Present the following entries again, word for word and in full.

GIVEN ENTRIES:

╭──

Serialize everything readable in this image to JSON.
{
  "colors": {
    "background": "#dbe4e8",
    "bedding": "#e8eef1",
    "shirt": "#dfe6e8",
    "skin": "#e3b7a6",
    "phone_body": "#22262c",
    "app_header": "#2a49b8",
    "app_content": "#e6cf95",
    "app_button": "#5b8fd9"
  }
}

╰──

FULL OUTPUT:
Serialize everything readable in this image to JSON.
{
  "colors": {
    "background": "#dbe4e8",
    "bedding": "#e8eef1",
    "shirt": "#dfe6e8",
    "skin": "#e3b7a6",
    "phone_body": "#22262c",
    "app_header": "#2a49b8",
    "app_content": "#e6cf95",
    "app_button": "#5b8fd9"
  }
}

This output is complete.